— start of DATA FOR THE TASK —

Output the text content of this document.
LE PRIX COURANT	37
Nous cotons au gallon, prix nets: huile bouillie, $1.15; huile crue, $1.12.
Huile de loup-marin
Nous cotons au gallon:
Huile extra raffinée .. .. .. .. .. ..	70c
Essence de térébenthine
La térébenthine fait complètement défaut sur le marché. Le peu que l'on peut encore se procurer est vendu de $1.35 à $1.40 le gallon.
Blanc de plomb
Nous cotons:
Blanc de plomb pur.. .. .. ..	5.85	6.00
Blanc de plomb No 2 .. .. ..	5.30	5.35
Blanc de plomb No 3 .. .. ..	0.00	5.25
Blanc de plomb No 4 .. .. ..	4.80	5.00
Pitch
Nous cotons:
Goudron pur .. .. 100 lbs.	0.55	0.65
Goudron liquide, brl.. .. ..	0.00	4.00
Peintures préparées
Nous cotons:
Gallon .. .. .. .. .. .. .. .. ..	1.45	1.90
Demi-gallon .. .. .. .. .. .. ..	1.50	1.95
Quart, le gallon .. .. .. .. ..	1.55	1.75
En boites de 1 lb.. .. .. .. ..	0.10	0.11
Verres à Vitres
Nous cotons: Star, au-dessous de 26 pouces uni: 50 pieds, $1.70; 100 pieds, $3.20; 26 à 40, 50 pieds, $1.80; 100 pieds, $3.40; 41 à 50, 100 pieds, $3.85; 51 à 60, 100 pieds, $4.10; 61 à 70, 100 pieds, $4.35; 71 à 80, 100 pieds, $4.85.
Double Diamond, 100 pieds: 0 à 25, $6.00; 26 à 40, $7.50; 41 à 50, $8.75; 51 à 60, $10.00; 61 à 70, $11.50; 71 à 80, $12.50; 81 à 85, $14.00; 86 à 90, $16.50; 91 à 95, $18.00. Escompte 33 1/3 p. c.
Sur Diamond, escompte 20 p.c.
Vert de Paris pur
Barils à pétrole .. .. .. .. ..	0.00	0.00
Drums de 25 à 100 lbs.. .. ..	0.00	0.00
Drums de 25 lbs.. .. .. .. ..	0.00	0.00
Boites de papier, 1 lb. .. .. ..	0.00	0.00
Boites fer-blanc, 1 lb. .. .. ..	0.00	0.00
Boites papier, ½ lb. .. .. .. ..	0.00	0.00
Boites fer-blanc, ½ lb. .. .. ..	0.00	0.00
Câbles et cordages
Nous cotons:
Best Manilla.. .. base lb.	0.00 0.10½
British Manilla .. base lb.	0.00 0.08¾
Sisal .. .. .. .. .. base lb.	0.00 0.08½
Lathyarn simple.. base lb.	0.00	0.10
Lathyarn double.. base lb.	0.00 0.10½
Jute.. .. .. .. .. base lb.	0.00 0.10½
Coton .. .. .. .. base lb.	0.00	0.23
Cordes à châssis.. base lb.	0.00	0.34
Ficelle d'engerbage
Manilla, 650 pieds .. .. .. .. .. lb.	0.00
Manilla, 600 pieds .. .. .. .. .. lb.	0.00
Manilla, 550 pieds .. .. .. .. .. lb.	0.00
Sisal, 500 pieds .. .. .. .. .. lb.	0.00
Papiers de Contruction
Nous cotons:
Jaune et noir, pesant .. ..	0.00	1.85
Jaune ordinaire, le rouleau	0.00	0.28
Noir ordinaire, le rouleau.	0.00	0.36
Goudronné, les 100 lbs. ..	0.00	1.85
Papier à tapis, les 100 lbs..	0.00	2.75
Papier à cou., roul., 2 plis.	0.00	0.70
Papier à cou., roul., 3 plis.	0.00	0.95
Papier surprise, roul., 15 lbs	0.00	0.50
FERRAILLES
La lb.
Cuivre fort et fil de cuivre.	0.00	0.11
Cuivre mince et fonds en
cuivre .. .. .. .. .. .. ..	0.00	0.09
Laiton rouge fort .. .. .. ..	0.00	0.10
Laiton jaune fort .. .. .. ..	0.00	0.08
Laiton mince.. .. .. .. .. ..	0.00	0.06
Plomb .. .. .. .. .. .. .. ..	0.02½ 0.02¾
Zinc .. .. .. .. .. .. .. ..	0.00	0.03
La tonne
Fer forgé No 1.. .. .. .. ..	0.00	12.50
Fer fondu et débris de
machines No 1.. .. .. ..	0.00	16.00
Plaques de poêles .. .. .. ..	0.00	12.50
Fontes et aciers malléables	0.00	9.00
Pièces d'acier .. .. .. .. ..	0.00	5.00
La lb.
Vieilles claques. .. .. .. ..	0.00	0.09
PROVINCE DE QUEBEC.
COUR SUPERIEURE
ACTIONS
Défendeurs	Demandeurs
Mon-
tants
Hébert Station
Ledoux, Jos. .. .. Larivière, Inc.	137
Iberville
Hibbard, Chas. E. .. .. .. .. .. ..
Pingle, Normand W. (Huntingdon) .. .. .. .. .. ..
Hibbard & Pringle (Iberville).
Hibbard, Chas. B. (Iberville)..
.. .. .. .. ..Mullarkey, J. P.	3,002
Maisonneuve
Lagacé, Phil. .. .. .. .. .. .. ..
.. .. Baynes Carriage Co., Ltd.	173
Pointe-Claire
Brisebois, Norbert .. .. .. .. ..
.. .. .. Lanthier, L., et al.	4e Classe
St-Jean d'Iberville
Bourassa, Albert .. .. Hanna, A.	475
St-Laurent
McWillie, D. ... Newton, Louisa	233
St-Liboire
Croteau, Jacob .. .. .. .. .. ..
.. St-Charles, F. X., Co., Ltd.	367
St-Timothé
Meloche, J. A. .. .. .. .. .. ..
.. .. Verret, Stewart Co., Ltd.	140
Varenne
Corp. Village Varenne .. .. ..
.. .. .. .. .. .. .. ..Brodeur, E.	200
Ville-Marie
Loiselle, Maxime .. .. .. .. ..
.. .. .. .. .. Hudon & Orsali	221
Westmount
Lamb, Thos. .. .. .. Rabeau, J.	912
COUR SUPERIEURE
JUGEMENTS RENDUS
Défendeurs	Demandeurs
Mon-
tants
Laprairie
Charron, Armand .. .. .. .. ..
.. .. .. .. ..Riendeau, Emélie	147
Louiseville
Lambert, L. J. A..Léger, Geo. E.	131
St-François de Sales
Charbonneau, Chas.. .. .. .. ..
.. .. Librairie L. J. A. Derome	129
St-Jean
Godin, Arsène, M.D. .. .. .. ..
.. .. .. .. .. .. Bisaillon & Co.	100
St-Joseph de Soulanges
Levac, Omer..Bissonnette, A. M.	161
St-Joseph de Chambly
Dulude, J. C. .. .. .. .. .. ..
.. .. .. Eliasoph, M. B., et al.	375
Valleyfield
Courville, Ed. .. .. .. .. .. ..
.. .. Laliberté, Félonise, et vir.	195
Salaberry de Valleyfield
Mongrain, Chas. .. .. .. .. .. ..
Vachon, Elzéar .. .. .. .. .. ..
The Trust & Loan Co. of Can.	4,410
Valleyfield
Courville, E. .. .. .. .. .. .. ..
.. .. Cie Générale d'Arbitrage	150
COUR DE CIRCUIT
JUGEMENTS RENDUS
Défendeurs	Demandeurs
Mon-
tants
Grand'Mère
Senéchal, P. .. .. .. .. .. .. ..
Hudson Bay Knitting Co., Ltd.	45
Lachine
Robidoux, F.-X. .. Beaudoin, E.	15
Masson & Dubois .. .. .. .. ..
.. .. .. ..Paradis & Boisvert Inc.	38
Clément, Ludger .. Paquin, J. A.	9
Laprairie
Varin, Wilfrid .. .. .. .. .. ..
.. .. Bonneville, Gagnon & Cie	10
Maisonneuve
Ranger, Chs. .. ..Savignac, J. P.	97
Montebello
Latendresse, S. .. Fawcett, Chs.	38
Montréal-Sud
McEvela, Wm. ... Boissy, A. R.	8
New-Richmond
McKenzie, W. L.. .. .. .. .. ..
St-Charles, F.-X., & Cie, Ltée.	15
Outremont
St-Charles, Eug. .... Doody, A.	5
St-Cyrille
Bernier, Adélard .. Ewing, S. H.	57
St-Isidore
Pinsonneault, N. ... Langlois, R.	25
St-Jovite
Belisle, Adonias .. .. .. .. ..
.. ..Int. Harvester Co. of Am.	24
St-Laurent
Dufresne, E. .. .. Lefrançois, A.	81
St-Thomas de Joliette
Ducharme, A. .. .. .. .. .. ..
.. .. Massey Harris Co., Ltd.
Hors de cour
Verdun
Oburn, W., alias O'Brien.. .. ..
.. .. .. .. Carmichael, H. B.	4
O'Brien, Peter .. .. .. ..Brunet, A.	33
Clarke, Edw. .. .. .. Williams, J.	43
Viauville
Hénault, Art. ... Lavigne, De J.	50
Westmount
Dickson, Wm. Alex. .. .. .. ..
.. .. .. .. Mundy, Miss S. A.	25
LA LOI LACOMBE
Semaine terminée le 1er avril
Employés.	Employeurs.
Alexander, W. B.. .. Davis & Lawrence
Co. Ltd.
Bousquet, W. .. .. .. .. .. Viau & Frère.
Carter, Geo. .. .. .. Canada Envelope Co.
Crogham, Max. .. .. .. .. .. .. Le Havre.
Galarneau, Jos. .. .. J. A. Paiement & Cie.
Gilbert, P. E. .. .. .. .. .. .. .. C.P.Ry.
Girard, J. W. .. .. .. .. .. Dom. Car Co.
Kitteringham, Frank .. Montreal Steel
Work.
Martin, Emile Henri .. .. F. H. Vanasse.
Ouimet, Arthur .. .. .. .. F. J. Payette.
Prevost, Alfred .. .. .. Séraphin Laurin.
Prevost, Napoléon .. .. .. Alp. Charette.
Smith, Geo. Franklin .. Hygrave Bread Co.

— end of DATA FOR THE TASK —

TASK DIRECTIONS:
In the listing above, find the lines holding the word "Prevost" and copy them.

SOLUTION:
Prevost, Alfred .. .. .. Séraphin Laurin.
Prevost, Napoléon .. .. .. Alp. Charette.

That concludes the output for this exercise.